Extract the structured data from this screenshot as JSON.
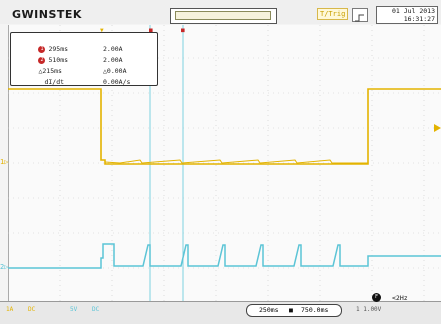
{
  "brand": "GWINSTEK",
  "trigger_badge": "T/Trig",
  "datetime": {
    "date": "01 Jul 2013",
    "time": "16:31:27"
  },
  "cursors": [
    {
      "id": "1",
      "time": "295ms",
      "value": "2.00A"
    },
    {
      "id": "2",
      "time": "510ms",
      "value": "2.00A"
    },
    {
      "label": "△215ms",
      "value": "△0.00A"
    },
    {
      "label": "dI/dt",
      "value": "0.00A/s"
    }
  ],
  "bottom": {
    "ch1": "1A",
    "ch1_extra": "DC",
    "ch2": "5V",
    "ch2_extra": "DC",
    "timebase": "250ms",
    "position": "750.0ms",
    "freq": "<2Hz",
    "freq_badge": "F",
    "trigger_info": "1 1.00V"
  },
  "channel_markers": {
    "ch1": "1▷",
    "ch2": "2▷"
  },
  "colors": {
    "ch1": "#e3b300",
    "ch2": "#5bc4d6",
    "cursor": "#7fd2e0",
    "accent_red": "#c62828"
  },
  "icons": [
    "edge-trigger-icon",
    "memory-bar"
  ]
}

-*-

## Your goal
Print the records above exactly as they stand, but leave out the pictures.

## Solution to the exercise
Extract the structured data from this screenshot as JSON.
{
  "brand": "GWINSTEK",
  "trigger_badge": "T/Trig",
  "datetime": {
    "date": "01 Jul 2013",
    "time": "16:31:27"
  },
  "cursors": [
    {
      "id": "1",
      "time": "295ms",
      "value": "2.00A"
    },
    {
      "id": "2",
      "time": "510ms",
      "value": "2.00A"
    },
    {
      "label": "△215ms",
      "value": "△0.00A"
    },
    {
      "label": "dI/dt",
      "value": "0.00A/s"
    }
  ],
  "bottom": {
    "ch1": "1A",
    "ch1_extra": "DC",
    "ch2": "5V",
    "ch2_extra": "DC",
    "timebase": "250ms",
    "position": "750.0ms",
    "freq": "<2Hz",
    "freq_badge": "F",
    "trigger_info": "1 1.00V"
  },
  "channel_markers": {
    "ch1": "1▷",
    "ch2": "2▷"
  },
  "colors": {
    "ch1": "#e3b300",
    "ch2": "#5bc4d6",
    "cursor": "#7fd2e0",
    "accent_red": "#c62828"
  },
  "icons": [
    "edge-trigger-icon",
    "memory-bar"
  ]
}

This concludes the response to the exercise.